# Task to complete
Each line below that contains "this" counts once; report the total and nothing more.

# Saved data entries
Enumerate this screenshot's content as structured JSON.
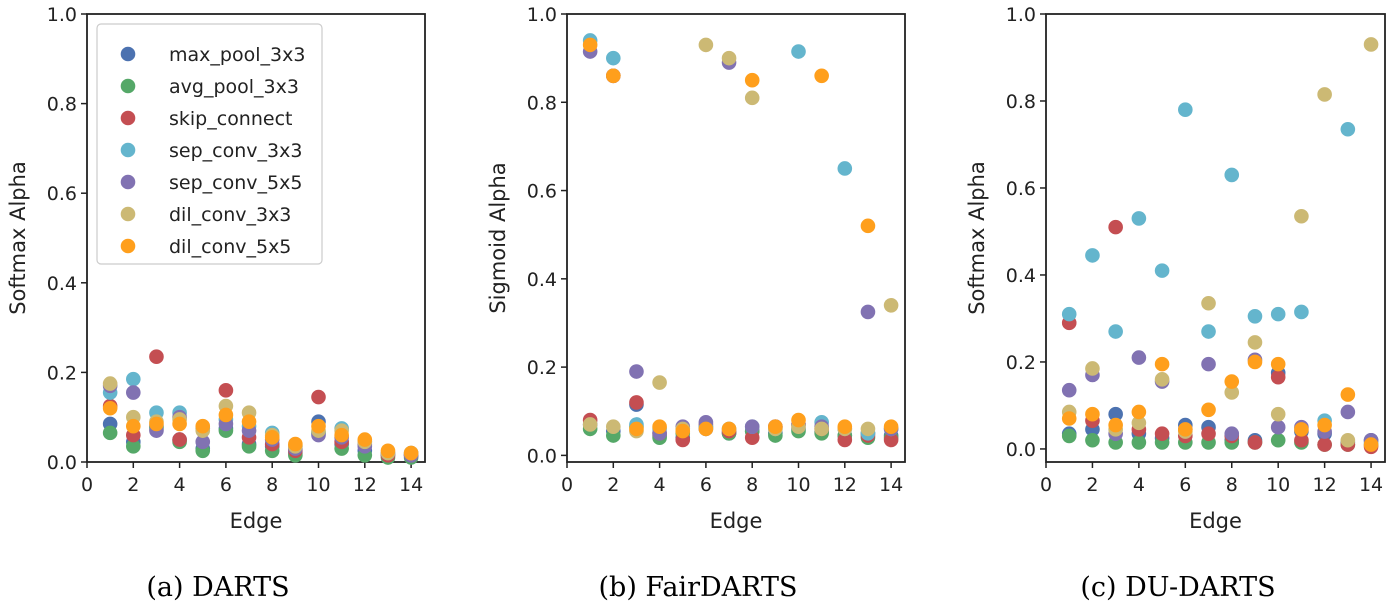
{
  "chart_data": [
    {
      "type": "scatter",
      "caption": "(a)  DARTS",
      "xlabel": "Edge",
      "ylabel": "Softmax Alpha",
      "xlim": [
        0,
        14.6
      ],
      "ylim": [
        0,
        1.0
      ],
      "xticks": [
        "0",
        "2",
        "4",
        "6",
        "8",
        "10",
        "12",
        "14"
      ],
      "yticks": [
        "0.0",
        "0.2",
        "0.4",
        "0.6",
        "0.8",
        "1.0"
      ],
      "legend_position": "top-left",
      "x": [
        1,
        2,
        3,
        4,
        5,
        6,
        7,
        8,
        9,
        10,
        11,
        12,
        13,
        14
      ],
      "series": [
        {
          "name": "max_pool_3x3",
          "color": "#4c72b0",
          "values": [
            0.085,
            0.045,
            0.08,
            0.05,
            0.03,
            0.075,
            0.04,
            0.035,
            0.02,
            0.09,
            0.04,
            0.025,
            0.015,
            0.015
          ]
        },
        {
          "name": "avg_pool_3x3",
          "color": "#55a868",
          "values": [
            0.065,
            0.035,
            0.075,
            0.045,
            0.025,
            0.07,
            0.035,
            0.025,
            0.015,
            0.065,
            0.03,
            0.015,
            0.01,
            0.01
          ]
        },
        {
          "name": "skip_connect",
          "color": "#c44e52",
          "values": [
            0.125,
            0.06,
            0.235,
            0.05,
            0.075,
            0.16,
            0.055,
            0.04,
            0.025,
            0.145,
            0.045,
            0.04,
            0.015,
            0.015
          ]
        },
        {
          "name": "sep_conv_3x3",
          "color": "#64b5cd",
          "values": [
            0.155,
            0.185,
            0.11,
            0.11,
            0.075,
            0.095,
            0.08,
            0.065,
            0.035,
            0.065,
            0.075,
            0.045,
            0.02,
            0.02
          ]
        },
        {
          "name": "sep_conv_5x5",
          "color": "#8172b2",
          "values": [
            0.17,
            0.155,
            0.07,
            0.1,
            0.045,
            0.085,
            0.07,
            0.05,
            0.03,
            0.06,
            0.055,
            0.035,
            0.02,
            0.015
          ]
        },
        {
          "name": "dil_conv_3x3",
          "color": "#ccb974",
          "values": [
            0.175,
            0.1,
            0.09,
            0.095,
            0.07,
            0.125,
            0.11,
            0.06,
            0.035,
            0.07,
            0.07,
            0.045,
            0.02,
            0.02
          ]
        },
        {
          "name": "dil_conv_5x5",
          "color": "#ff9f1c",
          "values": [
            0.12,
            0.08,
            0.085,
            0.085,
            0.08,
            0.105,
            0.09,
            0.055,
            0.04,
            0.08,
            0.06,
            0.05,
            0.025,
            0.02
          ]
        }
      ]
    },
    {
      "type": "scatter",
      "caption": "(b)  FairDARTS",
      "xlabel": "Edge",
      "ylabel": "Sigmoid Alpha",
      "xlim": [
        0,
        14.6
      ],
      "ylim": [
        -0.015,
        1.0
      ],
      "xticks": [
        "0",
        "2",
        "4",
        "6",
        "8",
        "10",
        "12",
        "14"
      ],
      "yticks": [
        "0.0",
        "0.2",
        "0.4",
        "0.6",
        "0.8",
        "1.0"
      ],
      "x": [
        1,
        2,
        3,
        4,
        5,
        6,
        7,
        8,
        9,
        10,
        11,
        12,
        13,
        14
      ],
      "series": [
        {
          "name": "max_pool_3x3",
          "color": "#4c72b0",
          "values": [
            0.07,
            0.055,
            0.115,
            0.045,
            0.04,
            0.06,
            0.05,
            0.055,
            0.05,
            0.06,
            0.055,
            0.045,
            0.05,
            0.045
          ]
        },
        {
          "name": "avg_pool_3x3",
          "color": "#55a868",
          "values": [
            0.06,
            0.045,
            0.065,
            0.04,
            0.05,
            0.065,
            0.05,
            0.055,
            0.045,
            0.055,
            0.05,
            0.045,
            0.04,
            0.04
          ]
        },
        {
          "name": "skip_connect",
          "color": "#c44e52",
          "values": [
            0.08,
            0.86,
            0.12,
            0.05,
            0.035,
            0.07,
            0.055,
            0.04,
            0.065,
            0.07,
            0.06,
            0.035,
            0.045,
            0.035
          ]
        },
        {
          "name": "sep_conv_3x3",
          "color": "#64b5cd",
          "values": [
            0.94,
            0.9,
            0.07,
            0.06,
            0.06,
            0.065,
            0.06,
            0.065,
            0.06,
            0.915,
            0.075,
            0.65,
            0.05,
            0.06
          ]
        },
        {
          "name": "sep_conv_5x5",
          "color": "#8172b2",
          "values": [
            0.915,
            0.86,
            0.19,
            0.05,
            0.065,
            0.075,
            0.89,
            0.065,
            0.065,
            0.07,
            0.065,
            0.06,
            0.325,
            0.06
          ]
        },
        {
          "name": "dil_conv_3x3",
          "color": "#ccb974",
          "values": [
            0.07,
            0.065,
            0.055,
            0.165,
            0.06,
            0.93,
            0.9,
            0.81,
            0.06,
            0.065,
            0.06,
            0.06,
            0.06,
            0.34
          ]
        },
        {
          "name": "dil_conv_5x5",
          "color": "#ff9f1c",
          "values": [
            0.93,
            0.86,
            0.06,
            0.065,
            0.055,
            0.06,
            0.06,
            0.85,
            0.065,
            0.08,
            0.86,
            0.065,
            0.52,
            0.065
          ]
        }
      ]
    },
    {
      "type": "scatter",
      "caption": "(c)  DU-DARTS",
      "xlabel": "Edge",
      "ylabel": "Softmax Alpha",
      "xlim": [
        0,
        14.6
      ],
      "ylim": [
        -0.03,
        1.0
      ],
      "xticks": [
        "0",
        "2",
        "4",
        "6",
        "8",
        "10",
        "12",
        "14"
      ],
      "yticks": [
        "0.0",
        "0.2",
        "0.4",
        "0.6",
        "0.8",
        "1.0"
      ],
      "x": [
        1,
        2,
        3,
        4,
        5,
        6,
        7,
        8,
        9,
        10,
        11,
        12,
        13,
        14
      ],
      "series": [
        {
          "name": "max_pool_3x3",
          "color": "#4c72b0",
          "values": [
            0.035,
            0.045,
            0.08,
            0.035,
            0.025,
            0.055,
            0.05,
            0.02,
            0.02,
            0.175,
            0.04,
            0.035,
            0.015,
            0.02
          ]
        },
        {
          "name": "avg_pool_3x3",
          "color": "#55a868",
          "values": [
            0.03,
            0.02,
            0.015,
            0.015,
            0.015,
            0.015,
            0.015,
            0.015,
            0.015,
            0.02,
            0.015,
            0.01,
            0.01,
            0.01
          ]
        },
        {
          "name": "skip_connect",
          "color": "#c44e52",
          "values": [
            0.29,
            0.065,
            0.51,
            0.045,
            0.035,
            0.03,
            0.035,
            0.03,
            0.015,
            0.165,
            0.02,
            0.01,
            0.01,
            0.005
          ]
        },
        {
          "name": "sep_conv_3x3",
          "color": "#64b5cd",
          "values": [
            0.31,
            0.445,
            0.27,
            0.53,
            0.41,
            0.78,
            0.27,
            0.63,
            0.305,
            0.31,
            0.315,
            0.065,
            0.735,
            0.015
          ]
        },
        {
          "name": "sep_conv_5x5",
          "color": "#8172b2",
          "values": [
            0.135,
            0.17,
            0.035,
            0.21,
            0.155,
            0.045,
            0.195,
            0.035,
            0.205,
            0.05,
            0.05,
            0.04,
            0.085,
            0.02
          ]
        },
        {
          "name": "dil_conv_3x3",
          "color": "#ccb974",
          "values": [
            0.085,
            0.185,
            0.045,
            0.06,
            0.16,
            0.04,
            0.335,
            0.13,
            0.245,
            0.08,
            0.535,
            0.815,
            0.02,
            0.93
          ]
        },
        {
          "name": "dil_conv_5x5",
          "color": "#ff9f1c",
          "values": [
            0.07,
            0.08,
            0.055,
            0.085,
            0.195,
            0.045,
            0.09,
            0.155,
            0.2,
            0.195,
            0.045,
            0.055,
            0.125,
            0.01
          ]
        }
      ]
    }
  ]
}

...

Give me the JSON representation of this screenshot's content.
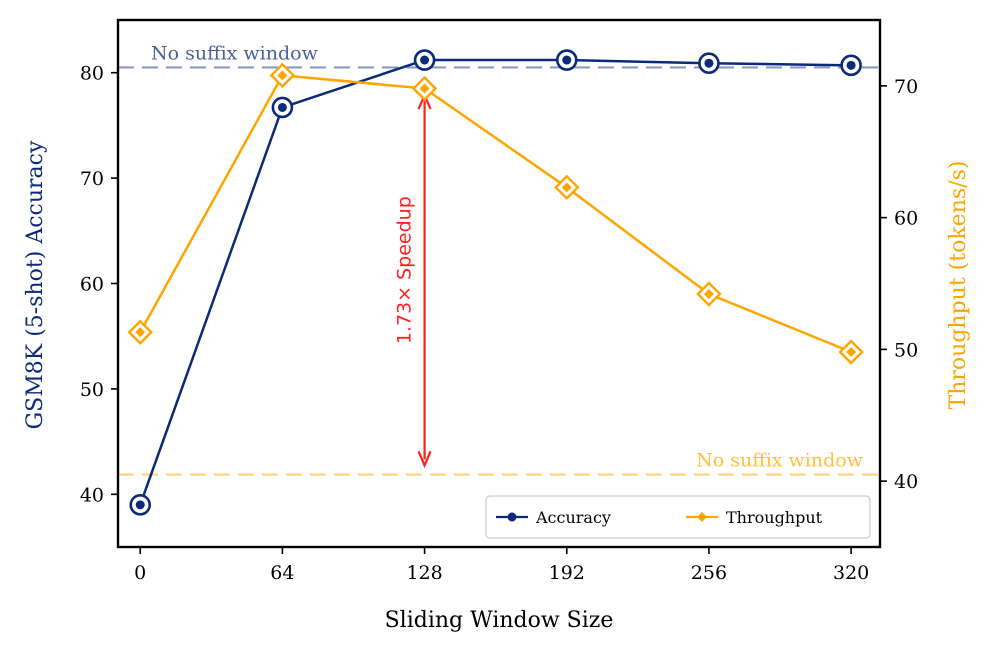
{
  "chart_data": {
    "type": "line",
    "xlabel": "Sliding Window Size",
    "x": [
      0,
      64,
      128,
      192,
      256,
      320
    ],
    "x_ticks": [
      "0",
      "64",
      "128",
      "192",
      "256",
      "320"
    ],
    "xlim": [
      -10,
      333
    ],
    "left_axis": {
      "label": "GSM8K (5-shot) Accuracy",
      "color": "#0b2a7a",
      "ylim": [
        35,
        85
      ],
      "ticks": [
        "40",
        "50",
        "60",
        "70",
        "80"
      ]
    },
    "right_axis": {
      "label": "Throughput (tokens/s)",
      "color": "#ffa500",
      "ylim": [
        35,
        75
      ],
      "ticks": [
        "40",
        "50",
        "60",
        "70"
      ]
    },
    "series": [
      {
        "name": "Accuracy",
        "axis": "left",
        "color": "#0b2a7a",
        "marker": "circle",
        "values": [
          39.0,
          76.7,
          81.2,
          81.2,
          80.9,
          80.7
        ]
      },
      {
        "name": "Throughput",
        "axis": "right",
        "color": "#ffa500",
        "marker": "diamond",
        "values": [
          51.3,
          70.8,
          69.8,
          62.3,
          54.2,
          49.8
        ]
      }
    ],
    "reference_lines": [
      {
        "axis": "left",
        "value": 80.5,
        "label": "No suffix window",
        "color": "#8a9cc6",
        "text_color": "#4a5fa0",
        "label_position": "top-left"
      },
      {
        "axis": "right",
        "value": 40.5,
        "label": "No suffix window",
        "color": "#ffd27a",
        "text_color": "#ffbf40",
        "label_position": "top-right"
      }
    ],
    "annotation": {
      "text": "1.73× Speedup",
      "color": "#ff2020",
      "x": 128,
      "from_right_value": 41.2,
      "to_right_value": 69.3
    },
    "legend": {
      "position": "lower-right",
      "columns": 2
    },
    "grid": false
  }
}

# The solution
2